## Required task
Print every entry exactly as written.

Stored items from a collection
(begin)

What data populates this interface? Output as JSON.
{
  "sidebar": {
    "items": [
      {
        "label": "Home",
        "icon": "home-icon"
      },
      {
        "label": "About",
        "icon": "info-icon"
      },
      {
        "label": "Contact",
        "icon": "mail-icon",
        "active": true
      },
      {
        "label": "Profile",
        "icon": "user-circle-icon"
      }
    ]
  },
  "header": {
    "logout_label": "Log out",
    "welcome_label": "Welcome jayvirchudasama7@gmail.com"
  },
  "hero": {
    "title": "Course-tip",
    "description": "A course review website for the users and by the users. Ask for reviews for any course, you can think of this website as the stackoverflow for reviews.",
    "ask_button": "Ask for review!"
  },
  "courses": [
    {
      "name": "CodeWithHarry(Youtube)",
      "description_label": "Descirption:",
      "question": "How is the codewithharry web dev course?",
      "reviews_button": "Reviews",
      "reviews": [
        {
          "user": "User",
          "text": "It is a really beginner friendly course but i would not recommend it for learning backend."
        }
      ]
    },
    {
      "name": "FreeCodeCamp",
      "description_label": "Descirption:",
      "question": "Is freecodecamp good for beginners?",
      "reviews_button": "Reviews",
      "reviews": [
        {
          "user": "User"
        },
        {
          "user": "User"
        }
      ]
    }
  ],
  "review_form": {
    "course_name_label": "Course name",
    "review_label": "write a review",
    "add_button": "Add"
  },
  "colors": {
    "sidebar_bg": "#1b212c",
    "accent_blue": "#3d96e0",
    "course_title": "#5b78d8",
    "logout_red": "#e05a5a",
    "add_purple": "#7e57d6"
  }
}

(end)

## Written response
What data populates this interface? Output as JSON.
{
  "sidebar": {
    "items": [
      {
        "label": "Home",
        "icon": "home-icon"
      },
      {
        "label": "About",
        "icon": "info-icon"
      },
      {
        "label": "Contact",
        "icon": "mail-icon",
        "active": true
      },
      {
        "label": "Profile",
        "icon": "user-circle-icon"
      }
    ]
  },
  "header": {
    "logout_label": "Log out",
    "welcome_label": "Welcome jayvirchudasama7@gmail.com"
  },
  "hero": {
    "title": "Course-tip",
    "description": "A course review website for the users and by the users. Ask for reviews for any course, you can think of this website as the stackoverflow for reviews.",
    "ask_button": "Ask for review!"
  },
  "courses": [
    {
      "name": "CodeWithHarry(Youtube)",
      "description_label": "Descirption:",
      "question": "How is the codewithharry web dev course?",
      "reviews_button": "Reviews",
      "reviews": [
        {
          "user": "User",
          "text": "It is a really beginner friendly course but i would not recommend it for learning backend."
        }
      ]
    },
    {
      "name": "FreeCodeCamp",
      "description_label": "Descirption:",
      "question": "Is freecodecamp good for beginners?",
      "reviews_button": "Reviews",
      "reviews": [
        {
          "user": "User"
        },
        {
          "user": "User"
        }
      ]
    }
  ],
  "review_form": {
    "course_name_label": "Course name",
    "review_label": "write a review",
    "add_button": "Add"
  },
  "colors": {
    "sidebar_bg": "#1b212c",
    "accent_blue": "#3d96e0",
    "course_title": "#5b78d8",
    "logout_red": "#e05a5a",
    "add_purple": "#7e57d6"
  }
}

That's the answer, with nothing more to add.